### TASK TO COMPLETE
Report every line in the records below that contains the string "annotation", copying each such line in full.

****

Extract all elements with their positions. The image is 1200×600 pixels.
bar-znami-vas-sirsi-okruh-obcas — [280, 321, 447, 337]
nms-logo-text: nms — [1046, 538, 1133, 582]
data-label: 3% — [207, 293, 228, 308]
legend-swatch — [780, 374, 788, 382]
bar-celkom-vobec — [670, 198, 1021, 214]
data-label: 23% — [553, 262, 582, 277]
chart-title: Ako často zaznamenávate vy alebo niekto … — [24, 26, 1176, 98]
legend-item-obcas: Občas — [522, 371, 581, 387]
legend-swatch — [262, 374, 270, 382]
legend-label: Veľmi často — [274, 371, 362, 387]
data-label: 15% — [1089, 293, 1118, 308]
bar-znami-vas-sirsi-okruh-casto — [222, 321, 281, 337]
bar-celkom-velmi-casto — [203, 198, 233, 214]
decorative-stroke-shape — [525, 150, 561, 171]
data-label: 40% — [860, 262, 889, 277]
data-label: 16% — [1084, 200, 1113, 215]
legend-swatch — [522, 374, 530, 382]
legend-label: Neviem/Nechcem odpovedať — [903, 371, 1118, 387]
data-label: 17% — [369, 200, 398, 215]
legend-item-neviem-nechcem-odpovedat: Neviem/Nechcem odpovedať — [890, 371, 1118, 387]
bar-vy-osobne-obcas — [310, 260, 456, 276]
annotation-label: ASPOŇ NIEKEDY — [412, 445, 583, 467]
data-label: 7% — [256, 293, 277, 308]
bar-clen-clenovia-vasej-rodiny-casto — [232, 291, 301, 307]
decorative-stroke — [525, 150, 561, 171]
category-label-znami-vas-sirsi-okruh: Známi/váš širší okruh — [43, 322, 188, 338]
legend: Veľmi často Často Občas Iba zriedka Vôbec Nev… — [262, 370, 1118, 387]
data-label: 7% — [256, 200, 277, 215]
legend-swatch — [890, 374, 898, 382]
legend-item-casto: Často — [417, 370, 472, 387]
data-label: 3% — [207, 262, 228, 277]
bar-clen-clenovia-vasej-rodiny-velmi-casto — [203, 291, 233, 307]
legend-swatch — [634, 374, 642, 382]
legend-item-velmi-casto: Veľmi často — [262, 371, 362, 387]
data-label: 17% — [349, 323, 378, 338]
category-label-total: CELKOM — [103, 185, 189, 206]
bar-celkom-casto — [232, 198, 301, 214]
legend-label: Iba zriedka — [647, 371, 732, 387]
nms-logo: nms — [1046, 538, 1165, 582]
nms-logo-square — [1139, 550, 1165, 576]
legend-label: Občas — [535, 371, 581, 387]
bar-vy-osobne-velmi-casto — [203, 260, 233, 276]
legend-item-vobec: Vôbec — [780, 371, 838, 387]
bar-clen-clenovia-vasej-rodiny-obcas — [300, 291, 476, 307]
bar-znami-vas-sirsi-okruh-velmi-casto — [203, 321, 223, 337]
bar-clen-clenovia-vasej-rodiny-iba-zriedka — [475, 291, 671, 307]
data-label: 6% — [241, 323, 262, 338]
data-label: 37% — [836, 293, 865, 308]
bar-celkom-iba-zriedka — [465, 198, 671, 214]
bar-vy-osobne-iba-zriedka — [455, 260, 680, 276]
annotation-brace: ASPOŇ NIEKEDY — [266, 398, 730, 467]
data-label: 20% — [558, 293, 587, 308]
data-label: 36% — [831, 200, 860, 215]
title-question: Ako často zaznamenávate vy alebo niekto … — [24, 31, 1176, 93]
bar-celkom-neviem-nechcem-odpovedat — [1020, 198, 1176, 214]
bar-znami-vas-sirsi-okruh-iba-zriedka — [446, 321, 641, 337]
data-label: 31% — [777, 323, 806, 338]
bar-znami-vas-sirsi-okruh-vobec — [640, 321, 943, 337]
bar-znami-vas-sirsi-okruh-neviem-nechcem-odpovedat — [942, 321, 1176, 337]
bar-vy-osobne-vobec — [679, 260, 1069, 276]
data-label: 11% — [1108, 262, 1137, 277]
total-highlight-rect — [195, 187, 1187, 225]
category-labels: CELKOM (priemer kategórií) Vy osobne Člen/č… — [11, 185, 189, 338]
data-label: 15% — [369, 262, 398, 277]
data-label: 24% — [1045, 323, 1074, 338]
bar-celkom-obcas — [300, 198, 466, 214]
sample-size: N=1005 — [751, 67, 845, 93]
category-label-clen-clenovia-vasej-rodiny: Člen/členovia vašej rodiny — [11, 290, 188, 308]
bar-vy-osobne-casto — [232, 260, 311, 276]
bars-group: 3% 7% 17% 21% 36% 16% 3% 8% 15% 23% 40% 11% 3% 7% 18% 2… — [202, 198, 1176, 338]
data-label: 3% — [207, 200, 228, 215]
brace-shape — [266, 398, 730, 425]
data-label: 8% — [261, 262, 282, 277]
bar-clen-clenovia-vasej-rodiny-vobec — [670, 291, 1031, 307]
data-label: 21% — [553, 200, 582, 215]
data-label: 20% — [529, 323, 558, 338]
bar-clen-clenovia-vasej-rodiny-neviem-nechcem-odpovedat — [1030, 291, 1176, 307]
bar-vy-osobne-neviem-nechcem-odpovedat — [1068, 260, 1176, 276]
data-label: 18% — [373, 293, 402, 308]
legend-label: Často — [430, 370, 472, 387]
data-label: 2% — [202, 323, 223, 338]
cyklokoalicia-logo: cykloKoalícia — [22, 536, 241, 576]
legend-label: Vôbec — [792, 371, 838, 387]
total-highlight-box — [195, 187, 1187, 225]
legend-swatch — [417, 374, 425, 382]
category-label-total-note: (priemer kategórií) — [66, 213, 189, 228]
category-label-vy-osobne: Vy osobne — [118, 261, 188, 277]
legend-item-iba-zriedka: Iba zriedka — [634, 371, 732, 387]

****

### TASK ANSWER
annotation-label: ASPOŇ NIEKEDY — [412, 445, 583, 467]
annotation-brace: ASPOŇ NIEKEDY — [266, 398, 730, 467]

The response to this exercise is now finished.